OBJECTIVE
How many of the lines here include "JSON"? Answer with a single number.
*-*-*
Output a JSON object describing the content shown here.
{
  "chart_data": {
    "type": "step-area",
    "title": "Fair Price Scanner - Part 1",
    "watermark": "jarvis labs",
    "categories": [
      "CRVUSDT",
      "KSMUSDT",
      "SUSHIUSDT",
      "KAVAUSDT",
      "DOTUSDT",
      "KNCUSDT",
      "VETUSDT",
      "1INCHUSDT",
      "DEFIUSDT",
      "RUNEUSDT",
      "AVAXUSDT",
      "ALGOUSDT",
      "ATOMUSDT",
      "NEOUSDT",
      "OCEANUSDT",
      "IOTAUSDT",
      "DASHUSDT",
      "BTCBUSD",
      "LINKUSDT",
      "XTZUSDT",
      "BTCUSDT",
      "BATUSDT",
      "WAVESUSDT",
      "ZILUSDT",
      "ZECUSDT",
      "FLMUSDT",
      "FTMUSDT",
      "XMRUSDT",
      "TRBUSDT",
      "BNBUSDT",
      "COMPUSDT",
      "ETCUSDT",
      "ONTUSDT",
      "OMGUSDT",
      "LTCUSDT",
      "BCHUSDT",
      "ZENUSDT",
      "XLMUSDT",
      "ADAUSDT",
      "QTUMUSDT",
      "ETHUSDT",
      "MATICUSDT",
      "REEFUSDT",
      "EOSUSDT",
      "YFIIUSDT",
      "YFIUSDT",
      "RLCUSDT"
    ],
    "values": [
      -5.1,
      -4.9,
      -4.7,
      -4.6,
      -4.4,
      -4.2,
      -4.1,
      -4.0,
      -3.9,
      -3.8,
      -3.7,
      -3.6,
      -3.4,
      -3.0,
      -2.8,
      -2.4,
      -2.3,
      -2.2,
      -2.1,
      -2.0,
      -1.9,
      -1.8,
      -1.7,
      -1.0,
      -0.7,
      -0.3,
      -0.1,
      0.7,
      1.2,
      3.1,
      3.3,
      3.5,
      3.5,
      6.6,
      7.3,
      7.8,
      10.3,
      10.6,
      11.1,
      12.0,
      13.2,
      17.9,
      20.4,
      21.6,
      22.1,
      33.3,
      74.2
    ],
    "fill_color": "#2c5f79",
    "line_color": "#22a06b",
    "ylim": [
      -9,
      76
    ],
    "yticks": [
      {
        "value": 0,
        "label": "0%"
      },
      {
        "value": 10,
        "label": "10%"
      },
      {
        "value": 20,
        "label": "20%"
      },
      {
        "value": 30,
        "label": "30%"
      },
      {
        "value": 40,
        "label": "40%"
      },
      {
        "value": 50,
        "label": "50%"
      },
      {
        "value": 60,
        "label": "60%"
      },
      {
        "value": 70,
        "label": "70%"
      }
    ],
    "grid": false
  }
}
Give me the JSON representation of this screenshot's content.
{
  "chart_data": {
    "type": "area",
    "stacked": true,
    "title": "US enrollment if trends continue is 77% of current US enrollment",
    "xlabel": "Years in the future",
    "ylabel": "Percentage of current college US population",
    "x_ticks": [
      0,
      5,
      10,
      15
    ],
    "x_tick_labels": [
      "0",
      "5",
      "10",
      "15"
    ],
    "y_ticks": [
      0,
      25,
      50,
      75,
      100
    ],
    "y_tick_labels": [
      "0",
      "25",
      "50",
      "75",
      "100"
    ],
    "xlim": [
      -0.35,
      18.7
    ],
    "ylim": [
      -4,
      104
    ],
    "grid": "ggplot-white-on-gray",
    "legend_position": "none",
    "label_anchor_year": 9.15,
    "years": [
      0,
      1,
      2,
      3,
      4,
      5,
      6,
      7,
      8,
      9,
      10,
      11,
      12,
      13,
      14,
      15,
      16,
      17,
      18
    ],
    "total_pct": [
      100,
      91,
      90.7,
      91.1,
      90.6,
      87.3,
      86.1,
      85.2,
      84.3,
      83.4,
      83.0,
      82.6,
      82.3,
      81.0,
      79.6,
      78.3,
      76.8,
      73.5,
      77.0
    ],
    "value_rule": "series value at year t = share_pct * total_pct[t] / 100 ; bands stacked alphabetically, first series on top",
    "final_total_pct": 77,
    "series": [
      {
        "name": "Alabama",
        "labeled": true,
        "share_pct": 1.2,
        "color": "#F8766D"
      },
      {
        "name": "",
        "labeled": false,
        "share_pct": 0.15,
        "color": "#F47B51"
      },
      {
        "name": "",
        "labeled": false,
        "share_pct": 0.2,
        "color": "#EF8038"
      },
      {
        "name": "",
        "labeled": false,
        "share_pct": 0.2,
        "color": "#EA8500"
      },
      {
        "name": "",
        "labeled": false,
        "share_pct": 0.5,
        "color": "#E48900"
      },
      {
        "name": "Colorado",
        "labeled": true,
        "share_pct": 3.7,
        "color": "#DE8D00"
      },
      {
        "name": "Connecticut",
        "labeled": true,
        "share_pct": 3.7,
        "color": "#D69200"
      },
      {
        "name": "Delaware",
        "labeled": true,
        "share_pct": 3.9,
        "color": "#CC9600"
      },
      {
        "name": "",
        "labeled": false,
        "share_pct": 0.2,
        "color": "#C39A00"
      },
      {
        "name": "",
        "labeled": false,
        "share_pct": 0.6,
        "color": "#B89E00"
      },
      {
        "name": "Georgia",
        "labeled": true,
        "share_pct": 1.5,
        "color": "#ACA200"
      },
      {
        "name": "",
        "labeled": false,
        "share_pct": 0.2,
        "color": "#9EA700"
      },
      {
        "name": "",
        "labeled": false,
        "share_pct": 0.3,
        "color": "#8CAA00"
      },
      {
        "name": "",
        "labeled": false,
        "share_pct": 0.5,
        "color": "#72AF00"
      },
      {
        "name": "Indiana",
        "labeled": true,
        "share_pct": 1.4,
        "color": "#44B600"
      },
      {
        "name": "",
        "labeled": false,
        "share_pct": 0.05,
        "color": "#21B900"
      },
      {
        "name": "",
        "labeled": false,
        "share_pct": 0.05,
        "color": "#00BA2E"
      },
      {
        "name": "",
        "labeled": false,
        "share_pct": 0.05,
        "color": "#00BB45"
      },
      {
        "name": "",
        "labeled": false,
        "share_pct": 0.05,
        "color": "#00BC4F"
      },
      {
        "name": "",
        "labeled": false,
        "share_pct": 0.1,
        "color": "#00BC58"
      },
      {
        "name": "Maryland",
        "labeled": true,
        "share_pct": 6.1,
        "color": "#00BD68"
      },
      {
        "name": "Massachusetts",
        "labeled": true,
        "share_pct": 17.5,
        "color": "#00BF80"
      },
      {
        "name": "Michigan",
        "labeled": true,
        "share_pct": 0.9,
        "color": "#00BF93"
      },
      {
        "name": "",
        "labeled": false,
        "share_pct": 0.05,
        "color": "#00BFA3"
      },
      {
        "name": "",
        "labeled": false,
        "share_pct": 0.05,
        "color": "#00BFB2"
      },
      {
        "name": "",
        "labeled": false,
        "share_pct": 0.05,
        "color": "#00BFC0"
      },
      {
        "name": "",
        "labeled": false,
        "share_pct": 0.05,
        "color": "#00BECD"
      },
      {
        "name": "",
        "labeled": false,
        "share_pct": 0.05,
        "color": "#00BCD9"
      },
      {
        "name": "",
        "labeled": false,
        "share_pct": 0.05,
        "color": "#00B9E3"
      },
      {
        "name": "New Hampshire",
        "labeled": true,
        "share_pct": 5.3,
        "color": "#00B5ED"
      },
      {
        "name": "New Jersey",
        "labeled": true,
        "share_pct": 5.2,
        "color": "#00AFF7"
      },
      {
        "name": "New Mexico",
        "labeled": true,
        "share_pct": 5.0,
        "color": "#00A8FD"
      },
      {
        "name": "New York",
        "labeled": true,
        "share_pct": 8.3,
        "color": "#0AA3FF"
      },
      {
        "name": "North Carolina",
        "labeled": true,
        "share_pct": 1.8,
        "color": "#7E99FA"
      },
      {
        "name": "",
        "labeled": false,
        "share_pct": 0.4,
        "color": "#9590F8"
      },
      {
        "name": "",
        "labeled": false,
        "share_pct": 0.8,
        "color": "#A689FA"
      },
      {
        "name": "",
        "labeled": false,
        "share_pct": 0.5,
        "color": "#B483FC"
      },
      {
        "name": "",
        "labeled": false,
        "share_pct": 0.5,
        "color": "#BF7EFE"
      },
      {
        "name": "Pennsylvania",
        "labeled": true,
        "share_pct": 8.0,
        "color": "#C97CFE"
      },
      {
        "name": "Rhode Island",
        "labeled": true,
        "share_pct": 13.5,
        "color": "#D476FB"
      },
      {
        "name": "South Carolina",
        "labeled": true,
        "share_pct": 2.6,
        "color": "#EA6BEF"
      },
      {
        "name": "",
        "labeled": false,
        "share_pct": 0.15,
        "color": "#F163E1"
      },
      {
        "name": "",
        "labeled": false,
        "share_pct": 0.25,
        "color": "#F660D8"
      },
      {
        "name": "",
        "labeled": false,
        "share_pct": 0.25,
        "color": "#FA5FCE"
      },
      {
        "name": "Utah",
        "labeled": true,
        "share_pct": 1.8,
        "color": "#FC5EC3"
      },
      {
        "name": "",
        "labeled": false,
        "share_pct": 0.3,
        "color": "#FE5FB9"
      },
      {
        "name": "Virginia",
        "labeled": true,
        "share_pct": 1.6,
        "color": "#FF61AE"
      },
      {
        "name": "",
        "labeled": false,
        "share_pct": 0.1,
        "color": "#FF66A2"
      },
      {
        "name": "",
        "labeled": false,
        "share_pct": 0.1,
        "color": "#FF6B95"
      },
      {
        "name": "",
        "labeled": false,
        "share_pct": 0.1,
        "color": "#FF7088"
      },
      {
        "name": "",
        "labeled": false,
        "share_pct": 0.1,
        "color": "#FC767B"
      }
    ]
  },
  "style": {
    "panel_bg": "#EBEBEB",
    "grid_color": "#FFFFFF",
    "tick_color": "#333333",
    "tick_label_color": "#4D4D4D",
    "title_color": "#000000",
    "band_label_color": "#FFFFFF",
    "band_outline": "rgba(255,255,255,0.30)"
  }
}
*-*-*
OUTPUT OF THE TASK
2